__What to produce__
Every line below that mentions the word "первом" should be copied out.

Dataset excerpt:
========
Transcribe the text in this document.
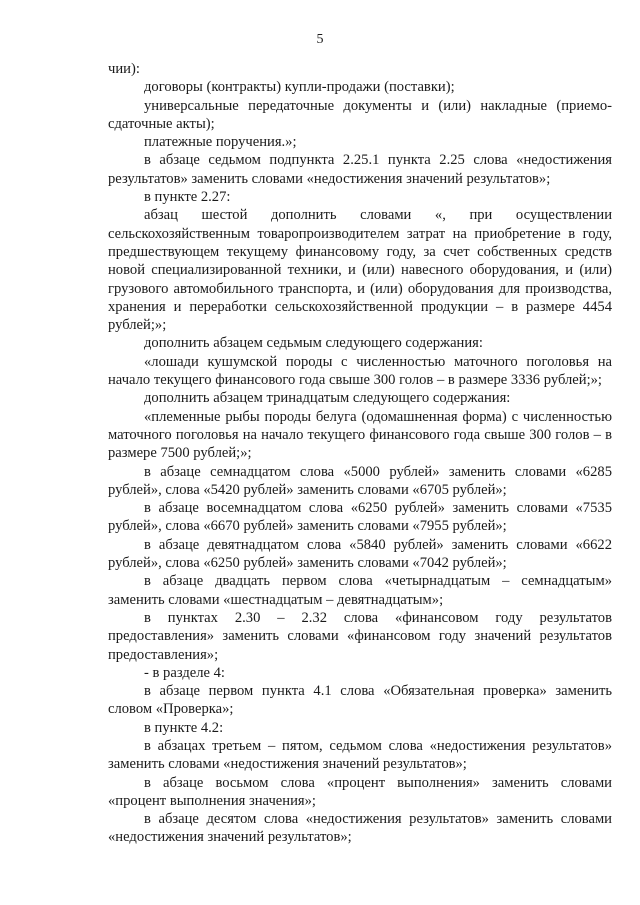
5

чии):

договоры (контракты) купли-продажи (поставки);

универсальные передаточные документы и (или) накладные (приемо-сдаточные акты);

платежные поручения.»;

в абзаце седьмом подпункта 2.25.1 пункта 2.25 слова «недостижения результатов» заменить словами «недостижения значений результатов»;

в пункте 2.27:

абзац шестой дополнить словами «, при осуществлении сельскохозяйственным товаропроизводителем затрат на приобретение в году, предшествующем текущему финансовому году, за счет собственных средств новой специализированной техники, и (или) навесного оборудования, и (или) грузового автомобильного транспорта, и (или) оборудования для производства, хранения и переработки сельскохозяйственной продукции – в размере 4454 рублей;»;

дополнить абзацем седьмым следующего содержания:

«лошади кушумской породы с численностью маточного поголовья на начало текущего финансового года свыше 300 голов – в размере 3336 рублей;»;

дополнить абзацем тринадцатым следующего содержания:

«племенные рыбы породы белуга (одомашненная форма) с численностью маточного поголовья на начало текущего финансового года свыше 300 голов – в размере 7500 рублей;»;

в абзаце семнадцатом слова «5000 рублей» заменить словами «6285 рублей», слова «5420 рублей» заменить словами «6705 рублей»;

в абзаце восемнадцатом слова «6250 рублей» заменить словами «7535 рублей», слова «6670 рублей» заменить словами «7955 рублей»;

в абзаце девятнадцатом слова «5840 рублей» заменить словами «6622 рублей», слова «6250 рублей» заменить словами «7042 рублей»;

в абзаце двадцать первом слова «четырнадцатым – семнадцатым» заменить словами «шестнадцатым – девятнадцатым»;

в пунктах 2.30 – 2.32 слова «финансовом году результатов предоставления» заменить словами «финансовом году значений результатов предоставления»;

- в разделе 4:

в абзаце первом пункта 4.1 слова «Обязательная проверка» заменить словом «Проверка»;

в пункте 4.2:

в абзацах третьем – пятом, седьмом слова «недостижения результатов» заменить словами «недостижения значений результатов»;

в абзаце восьмом слова «процент выполнения» заменить словами «процент выполнения значения»;

в абзаце десятом слова «недостижения результатов» заменить словами «недостижения значений результатов»;
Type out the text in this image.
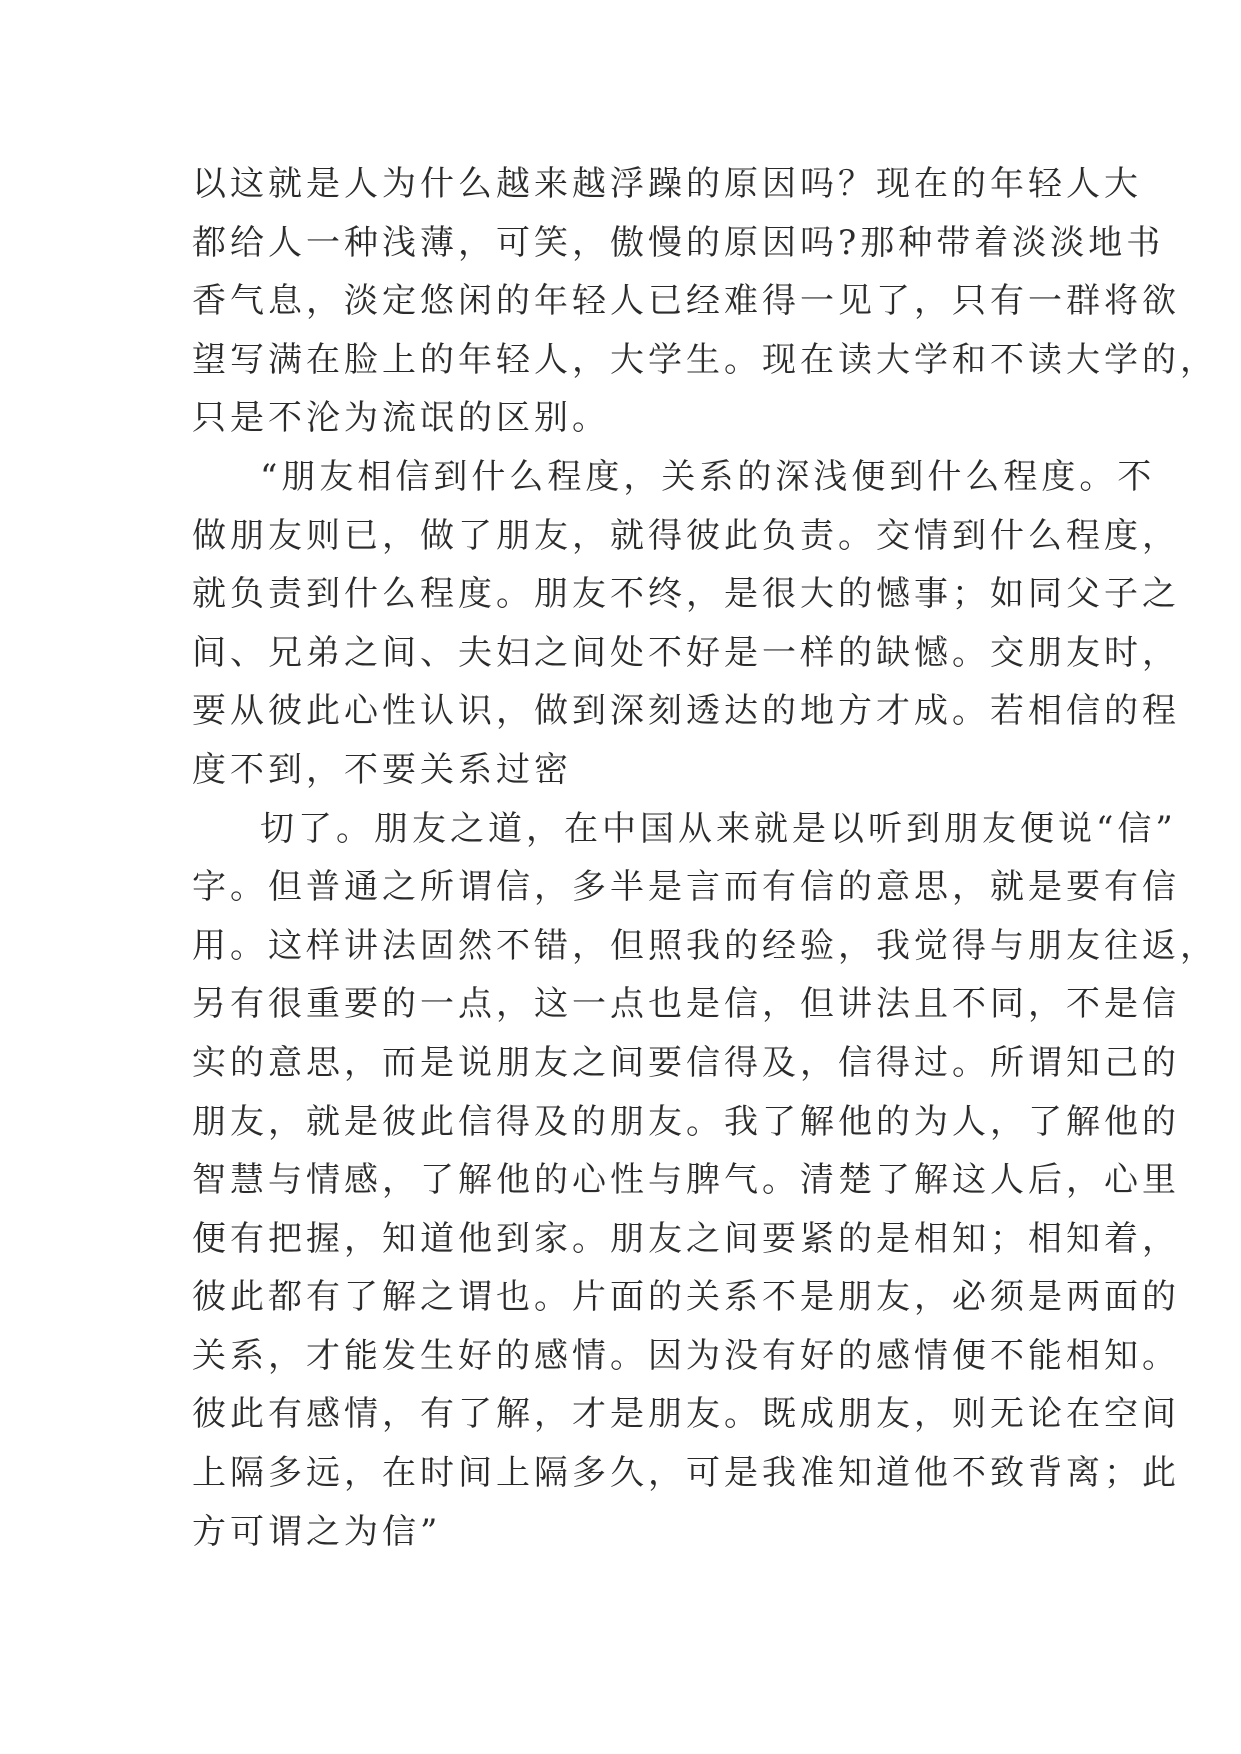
以这就是人为什么越来越浮躁的原因吗？现在的年轻人大
都给人一种浅薄，可笑，傲慢的原因吗?那种带着淡淡地书
香气息，淡定悠闲的年轻人已经难得一见了，只有一群将欲
望写满在脸上的年轻人，大学生。现在读大学和不读大学的，
只是不沦为流氓的区别。
“朋友相信到什么程度，关系的深浅便到什么程度。不
做朋友则已，做了朋友，就得彼此负责。交情到什么程度，
就负责到什么程度。朋友不终，是很大的憾事；如同父子之
间、兄弟之间、夫妇之间处不好是一样的缺憾。交朋友时，
要从彼此心性认识，做到深刻透达的地方才成。若相信的程
度不到，不要关系过密
切了。朋友之道，在中国从来就是以听到朋友便说“信”
字。但普通之所谓信，多半是言而有信的意思，就是要有信
用。这样讲法固然不错，但照我的经验，我觉得与朋友往返，
另有很重要的一点，这一点也是信，但讲法且不同，不是信
实的意思，而是说朋友之间要信得及，信得过。所谓知己的
朋友，就是彼此信得及的朋友。我了解他的为人，了解他的
智慧与情感，了解他的心性与脾气。清楚了解这人后，心里
便有把握，知道他到家。朋友之间要紧的是相知；相知着，
彼此都有了解之谓也。片面的关系不是朋友，必须是两面的
关系，才能发生好的感情。因为没有好的感情便不能相知。
彼此有感情，有了解，才是朋友。既成朋友，则无论在空间
上隔多远，在时间上隔多久，可是我准知道他不致背离；此
方可谓之为信”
========
__The solution__
в абзаце двадцать первом слова «четырнадцатым – семнадцатым» заменить словами «шестнадцатым – девятнадцатым»;
в абзаце первом пункта 4.1 слова «Обязательная проверка» заменить словом «Проверка»;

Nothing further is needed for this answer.